● What the exercise asks: Repeat every line exactly, keeping the pictures out of the copy.

(Stored data)
━━━━━━━━
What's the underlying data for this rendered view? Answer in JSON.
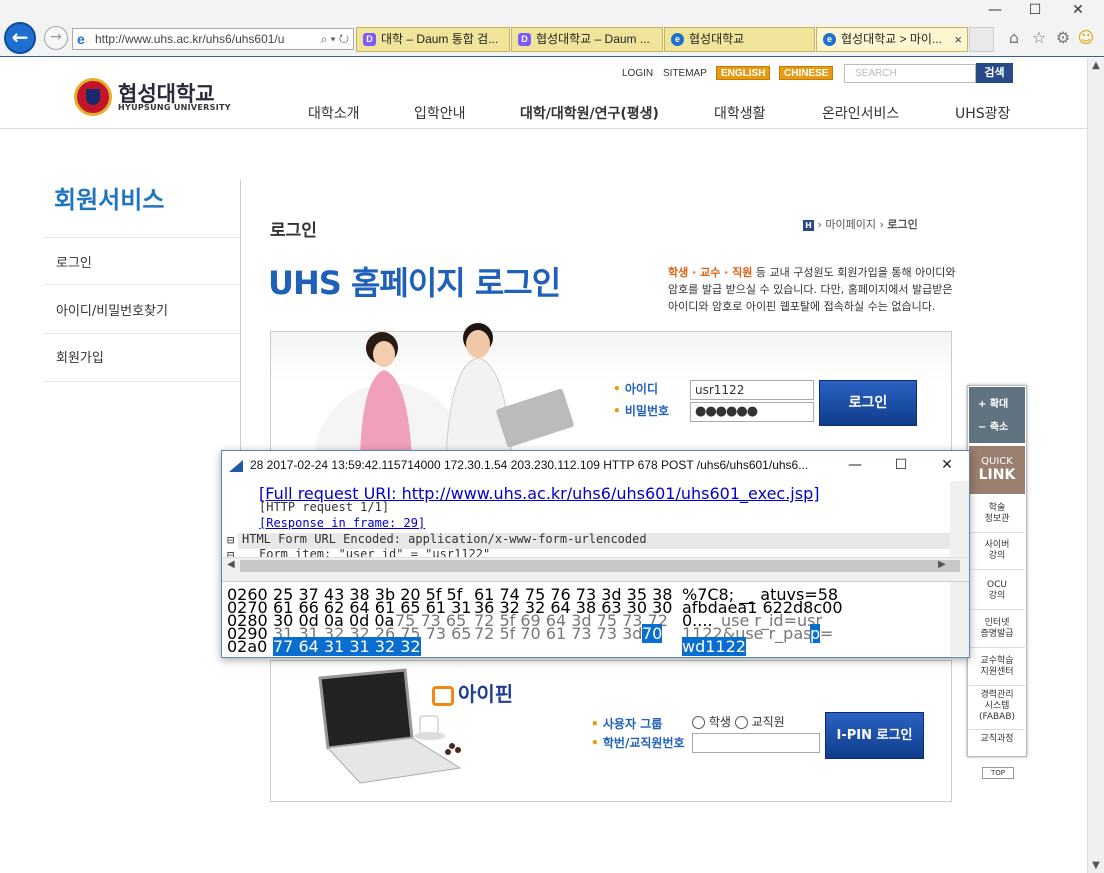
{
  "browser": {
    "url": "http://www.uhs.ac.kr/uhs6/uhs601/u",
    "addr_tools": "⌕ ▾ ↻",
    "tabs": [
      {
        "label": "대학 – Daum 통합 검..."
      },
      {
        "label": "협성대학교 – Daum ..."
      },
      {
        "label": "협성대학교"
      },
      {
        "label": "협성대학교 > 마이..."
      }
    ],
    "tab_close": "×",
    "colors": {
      "accent": "#1e6fd0",
      "tab_bg": "#f0e49a"
    }
  },
  "site": {
    "logo_ko": "협성대학교",
    "logo_en": "HYUPSUNG UNIVERSITY",
    "util": {
      "login": "LOGIN",
      "sitemap": "SITEMAP",
      "english": "ENGLISH",
      "chinese": "CHINESE"
    },
    "search_placeholder": "SEARCH",
    "search_button": "검색",
    "gnb": [
      "대학소개",
      "입학안내",
      "대학/대학원/연구(평생)",
      "대학생활",
      "온라인서비스",
      "UHS광장"
    ]
  },
  "lnb": {
    "title": "회원서비스",
    "items": [
      "로그인",
      "아이디/비밀번호찾기",
      "회원가입"
    ]
  },
  "content": {
    "title": "로그인",
    "breadcrumb": {
      "home": "H",
      "items": [
        "마이페이지",
        "로그인"
      ]
    },
    "headline": "UHS 홈페이지 로그인",
    "desc_highlight": "학생 · 교수 · 직원",
    "desc_rest": " 등 교내 구성원도 회원가입을 통해 아이디와 암호를 발급 받으실 수 있습니다. 다만, 홈페이지에서 발급받은 아이디와 암호로 아이핀 웹포탈에 접속하실 수는 없습니다.",
    "login": {
      "id_label": "아이디",
      "pw_label": "비밀번호",
      "id_value": "usr1122",
      "pw_value": "●●●●●●",
      "button": "로그인"
    },
    "ipin": {
      "logo": "아이핀",
      "group_label": "사용자 그룹",
      "id_label": "학번/교직원번호",
      "options": [
        "학생",
        "교직원"
      ],
      "button": "I-PIN 로그인"
    }
  },
  "quick": {
    "zoom_in": "+  확대",
    "zoom_out": "−  축소",
    "quick": "QUICK",
    "link": "LINK",
    "items": [
      "학술\n정보관",
      "사이버\n강의",
      "OCU\n강의",
      "인터넷\n증명발급",
      "교수학습\n지원센터",
      "경력관리\n시스템\n(FABAB)",
      "교직과정"
    ],
    "top": "TOP"
  },
  "wireshark": {
    "title": "28 2017-02-24 13:59:42.115714000 172.30.1.54 203.230.112.109 HTTP 678 POST /uhs6/uhs601/uhs6...",
    "tree": [
      "[Full request URI: http://www.uhs.ac.kr/uhs6/uhs601/uhs601_exec.jsp]",
      "[HTTP request 1/1]",
      "[Response in frame: 29]",
      "HTML Form URL Encoded: application/x-www-form-urlencoded",
      "Form item: \"user_id\" = \"usr1122\""
    ],
    "hex": [
      {
        "off": "0260",
        "a": "25 37 43 38 3b 20 5f 5f",
        "b": "61 74 75 76 73 3d 35 38",
        "asc": "%7C8; __ atuvs=58"
      },
      {
        "off": "0270",
        "a": "61 66 62 64 61 65 61 31",
        "b": "36 32 32 64 38 63 30 30",
        "asc": "afbdaea1 622d8c00"
      },
      {
        "off": "0280",
        "a": "30 0d 0a 0d 0a",
        "a_dim": "75 73 65",
        "b": "72 5f 69 64 3d 75 73 72",
        "asc": "0....",
        "asc_dim": "use r_id=usr"
      },
      {
        "off": "0290",
        "a": "31 31 32 32 26 75 73 65",
        "b": "72 5f 70 61 73 73 3d",
        "b_sel": "70",
        "asc": "1122&use r_pass=",
        "asc_sel": "p"
      },
      {
        "off": "02a0",
        "a_sel": "77 64 31 31 32 32",
        "asc_sel": "wd1122"
      }
    ]
  }
}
━━━━━━━━
● Exercise output:
What's the underlying data for this rendered view? Answer in JSON.
{
  "browser": {
    "url": "http://www.uhs.ac.kr/uhs6/uhs601/u",
    "addr_tools": "⌕ ▾ ↻",
    "tabs": [
      {
        "label": "대학 – Daum 통합 검..."
      },
      {
        "label": "협성대학교 – Daum ..."
      },
      {
        "label": "협성대학교"
      },
      {
        "label": "협성대학교 > 마이..."
      }
    ],
    "tab_close": "×",
    "colors": {
      "accent": "#1e6fd0",
      "tab_bg": "#f0e49a"
    }
  },
  "site": {
    "logo_ko": "협성대학교",
    "logo_en": "HYUPSUNG UNIVERSITY",
    "util": {
      "login": "LOGIN",
      "sitemap": "SITEMAP",
      "english": "ENGLISH",
      "chinese": "CHINESE"
    },
    "search_placeholder": "SEARCH",
    "search_button": "검색",
    "gnb": [
      "대학소개",
      "입학안내",
      "대학/대학원/연구(평생)",
      "대학생활",
      "온라인서비스",
      "UHS광장"
    ]
  },
  "lnb": {
    "title": "회원서비스",
    "items": [
      "로그인",
      "아이디/비밀번호찾기",
      "회원가입"
    ]
  },
  "content": {
    "title": "로그인",
    "breadcrumb": {
      "home": "H",
      "items": [
        "마이페이지",
        "로그인"
      ]
    },
    "headline": "UHS 홈페이지 로그인",
    "desc_highlight": "학생 · 교수 · 직원",
    "desc_rest": " 등 교내 구성원도 회원가입을 통해 아이디와 암호를 발급 받으실 수 있습니다. 다만, 홈페이지에서 발급받은 아이디와 암호로 아이핀 웹포탈에 접속하실 수는 없습니다.",
    "login": {
      "id_label": "아이디",
      "pw_label": "비밀번호",
      "id_value": "usr1122",
      "pw_value": "●●●●●●",
      "button": "로그인"
    },
    "ipin": {
      "logo": "아이핀",
      "group_label": "사용자 그룹",
      "id_label": "학번/교직원번호",
      "options": [
        "학생",
        "교직원"
      ],
      "button": "I-PIN 로그인"
    }
  },
  "quick": {
    "zoom_in": "+  확대",
    "zoom_out": "−  축소",
    "quick": "QUICK",
    "link": "LINK",
    "items": [
      "학술\n정보관",
      "사이버\n강의",
      "OCU\n강의",
      "인터넷\n증명발급",
      "교수학습\n지원센터",
      "경력관리\n시스템\n(FABAB)",
      "교직과정"
    ],
    "top": "TOP"
  },
  "wireshark": {
    "title": "28 2017-02-24 13:59:42.115714000 172.30.1.54 203.230.112.109 HTTP 678 POST /uhs6/uhs601/uhs6...",
    "tree": [
      "[Full request URI: http://www.uhs.ac.kr/uhs6/uhs601/uhs601_exec.jsp]",
      "[HTTP request 1/1]",
      "[Response in frame: 29]",
      "HTML Form URL Encoded: application/x-www-form-urlencoded",
      "Form item: \"user_id\" = \"usr1122\""
    ],
    "hex": [
      {
        "off": "0260",
        "a": "25 37 43 38 3b 20 5f 5f",
        "b": "61 74 75 76 73 3d 35 38",
        "asc": "%7C8; __ atuvs=58"
      },
      {
        "off": "0270",
        "a": "61 66 62 64 61 65 61 31",
        "b": "36 32 32 64 38 63 30 30",
        "asc": "afbdaea1 622d8c00"
      },
      {
        "off": "0280",
        "a": "30 0d 0a 0d 0a",
        "a_dim": "75 73 65",
        "b": "72 5f 69 64 3d 75 73 72",
        "asc": "0....",
        "asc_dim": "use r_id=usr"
      },
      {
        "off": "0290",
        "a": "31 31 32 32 26 75 73 65",
        "b": "72 5f 70 61 73 73 3d",
        "b_sel": "70",
        "asc": "1122&use r_pass=",
        "asc_sel": "p"
      },
      {
        "off": "02a0",
        "a_sel": "77 64 31 31 32 32",
        "asc_sel": "wd1122"
      }
    ]
  }
}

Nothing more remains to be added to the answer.